WHAT YOU SHOULD DO
Each line containing the word "label" needs to be copied.

EXTRACTED ENTRIES
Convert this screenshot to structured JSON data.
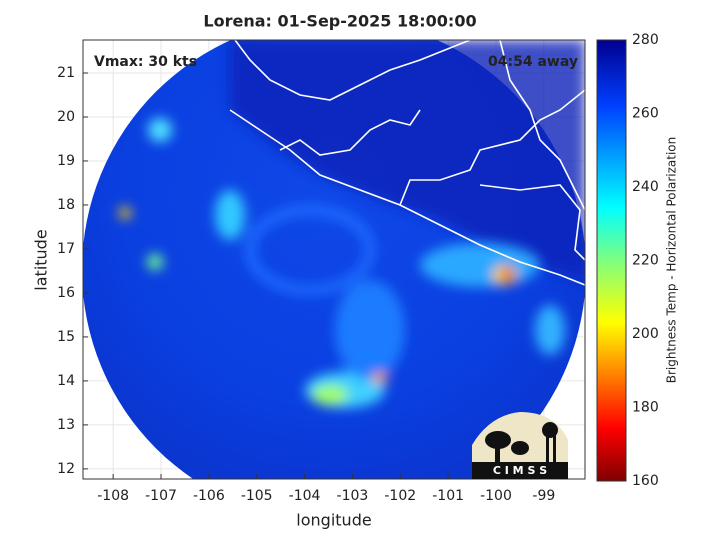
{
  "title": "Lorena: 01-Sep-2025 18:00:00",
  "vmax": "Vmax: 30 kts",
  "time_away": "04:54 away",
  "x_axis": {
    "label": "longitude",
    "lim": [
      -108.63,
      -98.14
    ],
    "ticks": [
      -108,
      -107,
      -106,
      -105,
      -104,
      -103,
      -102,
      -101,
      -100,
      -99
    ]
  },
  "y_axis": {
    "label": "latitude",
    "lim": [
      11.77,
      21.75
    ],
    "ticks": [
      12,
      13,
      14,
      15,
      16,
      17,
      18,
      19,
      20,
      21
    ]
  },
  "colorbar": {
    "label": "Brightness Temp - Horizontal Polarization",
    "lim": [
      160,
      280
    ],
    "ticks": [
      160,
      180,
      200,
      220,
      240,
      260,
      280
    ]
  },
  "logo": "C I M S S"
}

EXERCISE ANSWER
    "label": "longitude",
    "label": "latitude",
    "label": "Brightness Temp - Horizontal Polarization",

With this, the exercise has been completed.